[Start Data rows]

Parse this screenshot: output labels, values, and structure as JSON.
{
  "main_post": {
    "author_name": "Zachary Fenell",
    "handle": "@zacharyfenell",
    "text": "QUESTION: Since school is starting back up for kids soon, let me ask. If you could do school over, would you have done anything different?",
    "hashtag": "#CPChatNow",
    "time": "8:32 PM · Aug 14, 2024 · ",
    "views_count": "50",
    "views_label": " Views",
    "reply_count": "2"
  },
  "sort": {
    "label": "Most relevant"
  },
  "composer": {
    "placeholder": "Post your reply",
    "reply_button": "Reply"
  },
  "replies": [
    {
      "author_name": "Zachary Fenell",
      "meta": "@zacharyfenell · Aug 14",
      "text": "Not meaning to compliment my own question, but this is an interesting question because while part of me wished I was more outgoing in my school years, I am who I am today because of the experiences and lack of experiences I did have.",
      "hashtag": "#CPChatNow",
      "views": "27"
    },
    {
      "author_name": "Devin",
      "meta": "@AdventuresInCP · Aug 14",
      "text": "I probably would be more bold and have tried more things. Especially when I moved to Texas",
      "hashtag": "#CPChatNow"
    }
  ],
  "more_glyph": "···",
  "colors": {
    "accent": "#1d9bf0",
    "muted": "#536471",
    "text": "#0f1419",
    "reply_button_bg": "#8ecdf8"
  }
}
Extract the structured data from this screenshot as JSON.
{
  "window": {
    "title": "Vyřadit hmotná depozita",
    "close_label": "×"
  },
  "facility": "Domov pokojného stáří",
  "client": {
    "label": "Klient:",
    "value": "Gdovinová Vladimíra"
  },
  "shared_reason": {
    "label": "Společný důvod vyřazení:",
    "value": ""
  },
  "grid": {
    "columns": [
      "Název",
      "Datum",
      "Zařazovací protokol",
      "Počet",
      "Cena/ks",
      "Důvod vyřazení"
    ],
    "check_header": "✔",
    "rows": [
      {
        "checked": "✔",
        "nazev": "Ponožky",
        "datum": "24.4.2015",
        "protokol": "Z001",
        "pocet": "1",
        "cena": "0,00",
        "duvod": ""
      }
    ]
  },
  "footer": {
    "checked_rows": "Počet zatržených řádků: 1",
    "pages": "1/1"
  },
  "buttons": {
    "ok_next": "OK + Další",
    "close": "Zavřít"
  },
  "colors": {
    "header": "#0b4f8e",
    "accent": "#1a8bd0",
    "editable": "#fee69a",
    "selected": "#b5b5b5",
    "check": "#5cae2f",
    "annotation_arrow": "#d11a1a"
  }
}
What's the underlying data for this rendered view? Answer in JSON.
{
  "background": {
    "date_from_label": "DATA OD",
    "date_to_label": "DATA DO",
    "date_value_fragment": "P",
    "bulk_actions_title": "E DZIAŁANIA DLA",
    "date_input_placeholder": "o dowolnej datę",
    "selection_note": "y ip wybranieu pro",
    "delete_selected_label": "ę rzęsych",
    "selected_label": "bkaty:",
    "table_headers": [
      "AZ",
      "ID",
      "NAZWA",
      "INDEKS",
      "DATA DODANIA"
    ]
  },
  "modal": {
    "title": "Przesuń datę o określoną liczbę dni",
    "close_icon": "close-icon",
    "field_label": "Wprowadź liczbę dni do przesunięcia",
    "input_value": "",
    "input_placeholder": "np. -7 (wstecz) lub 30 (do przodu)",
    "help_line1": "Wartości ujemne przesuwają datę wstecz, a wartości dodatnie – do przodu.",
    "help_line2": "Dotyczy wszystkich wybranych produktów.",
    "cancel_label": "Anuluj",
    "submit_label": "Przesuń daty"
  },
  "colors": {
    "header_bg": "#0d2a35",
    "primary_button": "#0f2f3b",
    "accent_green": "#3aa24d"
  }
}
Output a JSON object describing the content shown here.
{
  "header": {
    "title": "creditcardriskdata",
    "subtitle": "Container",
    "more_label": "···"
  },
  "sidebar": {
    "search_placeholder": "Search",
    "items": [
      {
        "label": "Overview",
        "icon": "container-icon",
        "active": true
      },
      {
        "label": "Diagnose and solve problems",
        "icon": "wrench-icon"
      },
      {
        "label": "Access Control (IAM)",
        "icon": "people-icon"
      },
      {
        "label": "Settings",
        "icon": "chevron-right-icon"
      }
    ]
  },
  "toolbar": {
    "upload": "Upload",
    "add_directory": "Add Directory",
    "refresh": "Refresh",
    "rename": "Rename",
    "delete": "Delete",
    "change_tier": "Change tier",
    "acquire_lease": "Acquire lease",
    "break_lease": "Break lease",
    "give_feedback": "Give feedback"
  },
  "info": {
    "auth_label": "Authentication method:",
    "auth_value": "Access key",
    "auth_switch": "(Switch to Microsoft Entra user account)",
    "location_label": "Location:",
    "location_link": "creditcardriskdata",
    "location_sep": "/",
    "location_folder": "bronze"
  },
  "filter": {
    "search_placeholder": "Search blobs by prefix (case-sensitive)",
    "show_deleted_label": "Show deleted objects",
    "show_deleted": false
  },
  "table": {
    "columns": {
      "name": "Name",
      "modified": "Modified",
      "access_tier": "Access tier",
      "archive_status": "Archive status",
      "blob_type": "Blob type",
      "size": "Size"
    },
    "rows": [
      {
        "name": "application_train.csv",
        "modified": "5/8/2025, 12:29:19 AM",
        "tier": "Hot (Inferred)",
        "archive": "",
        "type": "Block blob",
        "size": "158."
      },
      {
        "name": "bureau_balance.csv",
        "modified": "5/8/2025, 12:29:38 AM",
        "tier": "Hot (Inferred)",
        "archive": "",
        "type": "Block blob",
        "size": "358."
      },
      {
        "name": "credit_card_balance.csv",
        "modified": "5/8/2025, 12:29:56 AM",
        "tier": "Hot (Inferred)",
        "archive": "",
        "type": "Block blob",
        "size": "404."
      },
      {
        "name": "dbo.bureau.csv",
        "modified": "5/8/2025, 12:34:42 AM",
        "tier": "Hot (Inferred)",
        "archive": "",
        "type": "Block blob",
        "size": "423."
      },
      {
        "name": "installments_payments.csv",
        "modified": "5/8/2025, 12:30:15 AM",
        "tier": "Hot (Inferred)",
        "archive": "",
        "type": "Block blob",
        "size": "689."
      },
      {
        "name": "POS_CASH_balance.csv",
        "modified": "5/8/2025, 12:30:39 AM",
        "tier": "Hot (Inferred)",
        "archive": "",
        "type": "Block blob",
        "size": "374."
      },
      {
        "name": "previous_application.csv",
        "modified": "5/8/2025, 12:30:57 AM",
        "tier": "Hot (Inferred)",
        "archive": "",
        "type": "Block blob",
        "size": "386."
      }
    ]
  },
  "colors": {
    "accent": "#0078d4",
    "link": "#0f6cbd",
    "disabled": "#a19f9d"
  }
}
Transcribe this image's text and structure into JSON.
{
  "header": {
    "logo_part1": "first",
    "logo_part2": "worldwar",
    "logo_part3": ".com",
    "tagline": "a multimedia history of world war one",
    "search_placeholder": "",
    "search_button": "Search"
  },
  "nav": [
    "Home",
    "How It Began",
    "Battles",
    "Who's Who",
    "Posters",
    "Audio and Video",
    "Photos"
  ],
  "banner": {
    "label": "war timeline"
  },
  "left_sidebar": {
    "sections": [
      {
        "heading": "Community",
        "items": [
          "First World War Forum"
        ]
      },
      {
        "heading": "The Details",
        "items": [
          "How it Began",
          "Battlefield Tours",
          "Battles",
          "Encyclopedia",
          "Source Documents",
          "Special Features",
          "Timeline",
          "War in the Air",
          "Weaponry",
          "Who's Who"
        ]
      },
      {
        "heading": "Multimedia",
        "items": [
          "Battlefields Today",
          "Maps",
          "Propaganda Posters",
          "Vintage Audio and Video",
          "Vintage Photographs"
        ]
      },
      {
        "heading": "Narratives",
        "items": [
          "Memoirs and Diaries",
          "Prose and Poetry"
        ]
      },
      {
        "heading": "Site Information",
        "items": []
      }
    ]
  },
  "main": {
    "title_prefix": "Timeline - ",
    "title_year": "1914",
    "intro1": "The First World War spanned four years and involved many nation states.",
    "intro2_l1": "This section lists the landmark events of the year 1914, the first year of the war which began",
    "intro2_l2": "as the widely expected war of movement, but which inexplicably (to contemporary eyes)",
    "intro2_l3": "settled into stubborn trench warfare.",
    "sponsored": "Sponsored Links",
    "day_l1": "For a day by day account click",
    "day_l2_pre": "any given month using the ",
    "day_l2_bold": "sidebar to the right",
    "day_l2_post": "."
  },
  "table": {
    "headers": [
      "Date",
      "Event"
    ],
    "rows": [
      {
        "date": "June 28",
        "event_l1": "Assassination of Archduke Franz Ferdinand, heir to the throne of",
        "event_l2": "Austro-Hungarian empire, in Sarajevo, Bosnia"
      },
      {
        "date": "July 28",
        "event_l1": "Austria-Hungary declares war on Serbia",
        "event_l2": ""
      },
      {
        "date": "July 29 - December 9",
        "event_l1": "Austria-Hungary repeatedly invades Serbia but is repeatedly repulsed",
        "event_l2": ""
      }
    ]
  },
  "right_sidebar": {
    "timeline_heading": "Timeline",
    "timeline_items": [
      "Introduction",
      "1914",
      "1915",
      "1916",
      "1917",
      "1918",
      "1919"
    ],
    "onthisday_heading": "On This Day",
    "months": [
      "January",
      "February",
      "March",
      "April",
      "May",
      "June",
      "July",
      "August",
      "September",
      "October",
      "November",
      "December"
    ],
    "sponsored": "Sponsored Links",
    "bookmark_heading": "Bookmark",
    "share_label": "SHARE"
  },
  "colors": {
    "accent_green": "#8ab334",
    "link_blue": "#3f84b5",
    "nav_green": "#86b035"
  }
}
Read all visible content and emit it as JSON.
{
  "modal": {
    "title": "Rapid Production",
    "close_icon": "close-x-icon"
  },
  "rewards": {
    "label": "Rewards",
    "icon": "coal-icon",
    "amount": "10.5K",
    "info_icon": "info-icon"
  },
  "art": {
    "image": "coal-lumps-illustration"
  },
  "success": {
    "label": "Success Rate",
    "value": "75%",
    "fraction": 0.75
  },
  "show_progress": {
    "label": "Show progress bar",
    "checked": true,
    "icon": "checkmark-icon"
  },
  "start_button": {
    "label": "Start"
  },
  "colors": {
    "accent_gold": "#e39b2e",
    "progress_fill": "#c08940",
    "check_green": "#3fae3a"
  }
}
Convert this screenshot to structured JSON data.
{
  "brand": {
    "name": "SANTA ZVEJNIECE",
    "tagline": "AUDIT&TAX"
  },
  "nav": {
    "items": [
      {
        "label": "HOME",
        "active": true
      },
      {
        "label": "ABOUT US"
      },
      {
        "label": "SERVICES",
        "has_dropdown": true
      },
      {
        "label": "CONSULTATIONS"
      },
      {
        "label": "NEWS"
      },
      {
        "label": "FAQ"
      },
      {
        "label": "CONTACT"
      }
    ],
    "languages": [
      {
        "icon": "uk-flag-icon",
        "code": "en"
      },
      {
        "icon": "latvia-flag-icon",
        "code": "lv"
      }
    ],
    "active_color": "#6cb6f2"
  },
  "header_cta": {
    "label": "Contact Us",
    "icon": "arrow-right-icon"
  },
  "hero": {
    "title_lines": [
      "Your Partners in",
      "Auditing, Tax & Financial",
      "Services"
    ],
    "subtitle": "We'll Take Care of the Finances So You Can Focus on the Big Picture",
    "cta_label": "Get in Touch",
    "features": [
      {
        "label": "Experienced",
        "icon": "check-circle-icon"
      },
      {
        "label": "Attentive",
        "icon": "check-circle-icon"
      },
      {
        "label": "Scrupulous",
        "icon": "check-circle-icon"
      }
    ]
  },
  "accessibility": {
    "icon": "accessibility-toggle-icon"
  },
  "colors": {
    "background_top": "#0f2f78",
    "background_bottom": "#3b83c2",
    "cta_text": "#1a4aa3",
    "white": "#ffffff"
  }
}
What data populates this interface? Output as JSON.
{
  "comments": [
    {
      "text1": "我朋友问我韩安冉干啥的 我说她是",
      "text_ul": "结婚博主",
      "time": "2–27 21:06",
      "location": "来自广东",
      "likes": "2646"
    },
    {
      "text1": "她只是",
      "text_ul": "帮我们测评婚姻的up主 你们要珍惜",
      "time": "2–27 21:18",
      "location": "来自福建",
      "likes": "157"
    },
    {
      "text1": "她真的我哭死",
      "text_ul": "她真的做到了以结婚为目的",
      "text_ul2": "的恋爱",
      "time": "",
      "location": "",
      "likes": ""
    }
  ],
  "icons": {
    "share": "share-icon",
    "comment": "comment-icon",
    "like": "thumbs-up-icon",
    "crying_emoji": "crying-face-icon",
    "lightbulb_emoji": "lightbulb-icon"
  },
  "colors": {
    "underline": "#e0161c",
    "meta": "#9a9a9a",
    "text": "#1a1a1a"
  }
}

[End Data rows]

### Work required
Say the number of lines in the listing that hold "size", with no added words.

### Answer to the exercise
8